§ Short exercise 1: Decide whether each statement below agrees with the Jefferson Ochoa profile, answering yes or no and quoting the deciding words of the profile: (a) He won gold at the 2022 Bolivarian Games in Valledupar. (b) His listed height is 1.80 m. (c) He was born in Santa Marta, Colombia.

— START Quoted passage —

Jefferson Ochoa

Personal information
- Full name: Jefferson Alfredo Ochoa Fernández
- Born: 9 November 1996 (age 29) Santa Marta, Colombia
- Height: 1.76 m (5 ft 9 in)
- Weight: 58 kg (128 lb)

Sport
- Country: Colombia
- Sport: Taekwondo
- Weight class: 58 kg

Medal record
Representing Colombia
Men's taekwondo
| Event | 1st | 2nd | 3rd |
| Pan American Championships | 0 | 1 | 1 |
| CAC Games | 0 | 1 | 1 |
| South American Games | 0 | 0 | 1 |
| Bolivarian Games | 1 | 2 | 1 |
| Total | 1 | 4 | 4 |
Pan American Championships
| Silver medal – second place | 2021 Cancún | 58 kg |
| Bronze medal – third place | 2022 Punta Cana | 58 kg |
Central American and Caribbean Games
| Silver medal – second place | 2023 San Salvador | 58 kg |
| Bronze medal – third place | 2018 Barranquilla | 58 kg |
South American Games
| Bronze medal – third place | 2022 Asunción | 58 kg |
Bolivarian Games
| Gold medal – first place | 2022 Valledupar | 58 kg |
| Silver medal – second place | 2017 Santa Marta | 58 kg |
| Silver medal – second place | 2025 Lima-Ayacucho | 58 kg |
| Bronze medal – third place | 2025 Lima-Ayacucho | Team |

= Jefferson Ochoa =

Colombian taekwondo practitioner

Jefferson Ochoa Fernández (born 9 November 1996) is a Colombian taekwondo practitioner.

— END Quoted passage —
— START Source data —

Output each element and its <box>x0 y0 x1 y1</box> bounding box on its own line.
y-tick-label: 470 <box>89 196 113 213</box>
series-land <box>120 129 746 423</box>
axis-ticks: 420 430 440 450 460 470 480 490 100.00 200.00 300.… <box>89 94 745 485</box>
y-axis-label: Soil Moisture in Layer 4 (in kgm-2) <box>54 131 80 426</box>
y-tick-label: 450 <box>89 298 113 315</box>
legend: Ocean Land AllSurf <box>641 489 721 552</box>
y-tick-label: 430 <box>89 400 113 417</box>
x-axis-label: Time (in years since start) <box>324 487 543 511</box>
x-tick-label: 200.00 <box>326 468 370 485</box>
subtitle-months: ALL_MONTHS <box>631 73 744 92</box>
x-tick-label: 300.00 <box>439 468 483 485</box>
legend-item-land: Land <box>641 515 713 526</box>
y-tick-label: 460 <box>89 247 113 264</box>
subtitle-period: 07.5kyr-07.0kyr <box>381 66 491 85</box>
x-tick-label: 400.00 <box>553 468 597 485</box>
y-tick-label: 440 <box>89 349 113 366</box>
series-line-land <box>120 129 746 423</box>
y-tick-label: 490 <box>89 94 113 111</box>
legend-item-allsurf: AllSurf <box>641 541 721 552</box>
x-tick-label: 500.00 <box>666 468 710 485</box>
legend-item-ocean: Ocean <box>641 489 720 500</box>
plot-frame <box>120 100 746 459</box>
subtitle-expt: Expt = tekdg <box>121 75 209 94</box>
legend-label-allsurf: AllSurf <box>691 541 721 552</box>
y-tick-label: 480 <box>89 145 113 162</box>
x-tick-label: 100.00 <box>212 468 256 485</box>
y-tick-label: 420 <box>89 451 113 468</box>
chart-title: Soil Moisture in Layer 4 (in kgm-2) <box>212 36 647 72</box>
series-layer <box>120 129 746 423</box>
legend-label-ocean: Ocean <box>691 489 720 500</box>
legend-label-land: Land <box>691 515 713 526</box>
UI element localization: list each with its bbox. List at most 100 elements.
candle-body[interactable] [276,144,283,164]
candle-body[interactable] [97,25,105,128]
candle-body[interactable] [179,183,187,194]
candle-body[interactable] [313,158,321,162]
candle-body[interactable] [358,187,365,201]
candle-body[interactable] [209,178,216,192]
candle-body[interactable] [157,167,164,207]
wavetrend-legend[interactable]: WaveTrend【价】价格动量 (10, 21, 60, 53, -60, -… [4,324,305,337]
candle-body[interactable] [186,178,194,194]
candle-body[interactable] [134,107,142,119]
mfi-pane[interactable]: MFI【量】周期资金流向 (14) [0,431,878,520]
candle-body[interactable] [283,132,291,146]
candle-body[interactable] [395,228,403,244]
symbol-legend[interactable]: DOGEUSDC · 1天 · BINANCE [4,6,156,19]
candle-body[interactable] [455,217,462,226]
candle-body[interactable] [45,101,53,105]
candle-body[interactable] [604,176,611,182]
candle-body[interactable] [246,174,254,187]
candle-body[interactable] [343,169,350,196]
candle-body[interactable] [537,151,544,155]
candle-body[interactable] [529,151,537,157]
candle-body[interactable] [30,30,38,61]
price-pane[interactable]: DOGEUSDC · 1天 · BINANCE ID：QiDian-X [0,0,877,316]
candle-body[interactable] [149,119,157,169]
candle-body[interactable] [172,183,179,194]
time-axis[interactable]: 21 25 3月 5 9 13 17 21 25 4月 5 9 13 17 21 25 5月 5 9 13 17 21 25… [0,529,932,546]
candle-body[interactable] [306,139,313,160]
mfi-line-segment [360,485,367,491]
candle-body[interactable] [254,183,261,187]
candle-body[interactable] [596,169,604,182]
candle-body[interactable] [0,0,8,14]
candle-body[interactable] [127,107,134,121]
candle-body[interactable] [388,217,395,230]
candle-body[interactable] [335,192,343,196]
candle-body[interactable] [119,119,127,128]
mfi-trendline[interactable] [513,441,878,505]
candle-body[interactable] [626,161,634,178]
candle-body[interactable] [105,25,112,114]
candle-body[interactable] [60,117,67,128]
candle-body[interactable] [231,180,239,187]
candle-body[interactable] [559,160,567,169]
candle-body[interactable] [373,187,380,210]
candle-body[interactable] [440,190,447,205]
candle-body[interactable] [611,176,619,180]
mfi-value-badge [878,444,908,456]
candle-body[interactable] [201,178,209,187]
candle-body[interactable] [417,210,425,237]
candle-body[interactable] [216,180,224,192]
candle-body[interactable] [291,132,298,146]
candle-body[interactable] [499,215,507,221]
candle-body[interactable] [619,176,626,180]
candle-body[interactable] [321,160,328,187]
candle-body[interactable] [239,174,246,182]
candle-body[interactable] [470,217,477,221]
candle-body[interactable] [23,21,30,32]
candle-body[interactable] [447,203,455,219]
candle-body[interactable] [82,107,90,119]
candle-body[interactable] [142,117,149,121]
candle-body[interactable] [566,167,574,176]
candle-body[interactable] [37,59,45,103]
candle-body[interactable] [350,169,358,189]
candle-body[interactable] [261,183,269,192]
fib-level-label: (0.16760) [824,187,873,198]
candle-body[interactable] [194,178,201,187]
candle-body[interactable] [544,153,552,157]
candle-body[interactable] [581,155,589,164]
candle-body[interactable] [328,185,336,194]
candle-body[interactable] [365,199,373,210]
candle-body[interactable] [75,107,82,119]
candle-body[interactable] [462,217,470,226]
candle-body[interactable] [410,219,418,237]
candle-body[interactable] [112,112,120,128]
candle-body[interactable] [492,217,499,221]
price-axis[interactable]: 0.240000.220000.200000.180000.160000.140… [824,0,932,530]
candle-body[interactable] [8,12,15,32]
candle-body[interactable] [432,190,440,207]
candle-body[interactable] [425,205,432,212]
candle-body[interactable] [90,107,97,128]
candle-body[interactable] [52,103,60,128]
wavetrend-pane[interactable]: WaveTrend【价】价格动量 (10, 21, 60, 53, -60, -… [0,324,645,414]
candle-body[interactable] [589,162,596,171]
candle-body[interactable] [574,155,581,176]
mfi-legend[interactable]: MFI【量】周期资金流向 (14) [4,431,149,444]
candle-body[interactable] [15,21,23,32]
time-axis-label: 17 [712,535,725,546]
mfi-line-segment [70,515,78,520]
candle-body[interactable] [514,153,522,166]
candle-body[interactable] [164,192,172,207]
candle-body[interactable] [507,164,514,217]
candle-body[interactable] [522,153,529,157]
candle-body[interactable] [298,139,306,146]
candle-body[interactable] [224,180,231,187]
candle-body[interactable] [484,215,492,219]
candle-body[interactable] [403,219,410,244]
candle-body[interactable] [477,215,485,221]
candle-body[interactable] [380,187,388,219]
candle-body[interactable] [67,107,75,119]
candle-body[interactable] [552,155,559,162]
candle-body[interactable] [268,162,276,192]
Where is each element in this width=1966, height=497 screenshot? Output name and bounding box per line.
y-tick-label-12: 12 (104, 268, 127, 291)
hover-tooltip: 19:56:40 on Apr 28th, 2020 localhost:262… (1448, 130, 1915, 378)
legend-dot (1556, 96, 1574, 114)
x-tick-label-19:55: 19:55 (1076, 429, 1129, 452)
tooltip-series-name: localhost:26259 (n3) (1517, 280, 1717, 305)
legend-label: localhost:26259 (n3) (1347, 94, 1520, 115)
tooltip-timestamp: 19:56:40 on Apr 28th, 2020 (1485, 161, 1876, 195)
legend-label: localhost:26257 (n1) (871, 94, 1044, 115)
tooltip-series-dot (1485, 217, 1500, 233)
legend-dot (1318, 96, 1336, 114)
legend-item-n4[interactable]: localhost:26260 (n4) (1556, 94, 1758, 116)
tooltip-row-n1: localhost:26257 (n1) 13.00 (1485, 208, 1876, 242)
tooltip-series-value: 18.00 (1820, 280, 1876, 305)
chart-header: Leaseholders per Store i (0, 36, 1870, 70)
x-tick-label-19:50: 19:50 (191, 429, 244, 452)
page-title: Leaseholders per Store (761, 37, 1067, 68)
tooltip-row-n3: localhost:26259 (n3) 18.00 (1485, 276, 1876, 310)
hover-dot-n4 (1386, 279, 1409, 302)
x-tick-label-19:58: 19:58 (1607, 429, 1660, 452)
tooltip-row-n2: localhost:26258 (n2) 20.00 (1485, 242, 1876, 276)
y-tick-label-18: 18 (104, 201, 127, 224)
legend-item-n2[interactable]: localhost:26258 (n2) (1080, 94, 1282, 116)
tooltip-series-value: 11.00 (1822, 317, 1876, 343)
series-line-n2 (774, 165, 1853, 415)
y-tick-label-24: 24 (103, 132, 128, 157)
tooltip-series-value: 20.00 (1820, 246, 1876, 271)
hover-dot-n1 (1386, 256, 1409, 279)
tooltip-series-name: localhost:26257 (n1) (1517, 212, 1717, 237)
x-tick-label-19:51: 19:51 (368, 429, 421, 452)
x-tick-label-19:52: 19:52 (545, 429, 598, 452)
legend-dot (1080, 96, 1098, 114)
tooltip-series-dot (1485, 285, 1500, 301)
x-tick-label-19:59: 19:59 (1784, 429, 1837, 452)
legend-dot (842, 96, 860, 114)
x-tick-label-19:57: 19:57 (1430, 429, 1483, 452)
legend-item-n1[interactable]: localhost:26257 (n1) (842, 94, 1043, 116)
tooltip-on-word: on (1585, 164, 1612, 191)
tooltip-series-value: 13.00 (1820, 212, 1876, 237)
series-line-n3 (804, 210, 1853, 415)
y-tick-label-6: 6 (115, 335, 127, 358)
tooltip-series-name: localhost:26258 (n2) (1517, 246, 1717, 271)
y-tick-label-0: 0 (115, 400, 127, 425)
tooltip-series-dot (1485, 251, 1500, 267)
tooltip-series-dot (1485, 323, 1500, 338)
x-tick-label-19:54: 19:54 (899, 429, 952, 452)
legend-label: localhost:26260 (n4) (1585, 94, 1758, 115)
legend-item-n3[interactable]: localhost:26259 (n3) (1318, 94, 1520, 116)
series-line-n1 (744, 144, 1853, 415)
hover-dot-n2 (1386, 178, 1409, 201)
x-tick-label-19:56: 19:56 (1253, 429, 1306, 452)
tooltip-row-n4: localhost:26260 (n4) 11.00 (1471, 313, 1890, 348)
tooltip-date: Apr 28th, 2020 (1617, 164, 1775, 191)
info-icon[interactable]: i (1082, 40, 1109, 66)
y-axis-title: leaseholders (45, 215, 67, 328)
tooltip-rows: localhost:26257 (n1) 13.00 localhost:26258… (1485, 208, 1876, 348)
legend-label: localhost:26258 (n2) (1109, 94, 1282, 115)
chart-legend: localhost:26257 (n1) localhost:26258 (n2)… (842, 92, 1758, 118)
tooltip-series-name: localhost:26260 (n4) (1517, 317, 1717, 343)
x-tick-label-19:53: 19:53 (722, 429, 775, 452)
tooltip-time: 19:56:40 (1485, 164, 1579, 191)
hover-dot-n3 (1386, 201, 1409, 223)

— END Source data —

§ Short exercise 2: Duplicate the entries word for word, starting with the first line of the entries and going on through the line with "candle-body[interactable] [134,107,142,119]".

§ Full response 1:
(a) Yes: "Gold medal – first place | 2022 Valledupar | 58 kg"
(b) No: "Height: 1.76 m (5 ft 9 in)"
(c) Yes: "Born: 9 November 1996 (age 29) Santa Marta, Colombia"

§ Full response 2:
Output each element and its <box>x0 y0 x1 y1</box> bounding box on its own line.
y-tick-label: 470 <box>89 196 113 213</box>
series-land <box>120 129 746 423</box>
axis-ticks: 420 430 440 450 460 470 480 490 100.00 200.00 300.… <box>89 94 745 485</box>
y-axis-label: Soil Moisture in Layer 4 (in kgm-2) <box>54 131 80 426</box>
y-tick-label: 450 <box>89 298 113 315</box>
legend: Ocean Land AllSurf <box>641 489 721 552</box>
y-tick-label: 430 <box>89 400 113 417</box>
x-axis-label: Time (in years since start) <box>324 487 543 511</box>
x-tick-label: 200.00 <box>326 468 370 485</box>
subtitle-months: ALL_MONTHS <box>631 73 744 92</box>
x-tick-label: 300.00 <box>439 468 483 485</box>
legend-item-land: Land <box>641 515 713 526</box>
y-tick-label: 460 <box>89 247 113 264</box>
subtitle-period: 07.5kyr-07.0kyr <box>381 66 491 85</box>
x-tick-label: 400.00 <box>553 468 597 485</box>
y-tick-label: 440 <box>89 349 113 366</box>
series-line-land <box>120 129 746 423</box>
y-tick-label: 490 <box>89 94 113 111</box>
legend-item-allsurf: AllSurf <box>641 541 721 552</box>
x-tick-label: 500.00 <box>666 468 710 485</box>
legend-item-ocean: Ocean <box>641 489 720 500</box>
plot-frame <box>120 100 746 459</box>
subtitle-expt: Expt = tekdg <box>121 75 209 94</box>
legend-label-allsurf: AllSurf <box>691 541 721 552</box>
y-tick-label: 480 <box>89 145 113 162</box>
x-tick-label: 100.00 <box>212 468 256 485</box>
y-tick-label: 420 <box>89 451 113 468</box>
chart-title: Soil Moisture in Layer 4 (in kgm-2) <box>212 36 647 72</box>
series-layer <box>120 129 746 423</box>
legend-label-ocean: Ocean <box>691 489 720 500</box>
legend-label-land: Land <box>691 515 713 526</box>
UI element localization: list each with its bbox. List at most 100 elements.
candle-body[interactable] [276,144,283,164]
candle-body[interactable] [97,25,105,128]
candle-body[interactable] [179,183,187,194]
candle-body[interactable] [313,158,321,162]
candle-body[interactable] [358,187,365,201]
candle-body[interactable] [209,178,216,192]
candle-body[interactable] [157,167,164,207]
wavetrend-legend[interactable]: WaveTrend【价】价格动量 (10, 21, 60, 53, -60, -… [4,324,305,337]
candle-body[interactable] [186,178,194,194]
candle-body[interactable] [134,107,142,119]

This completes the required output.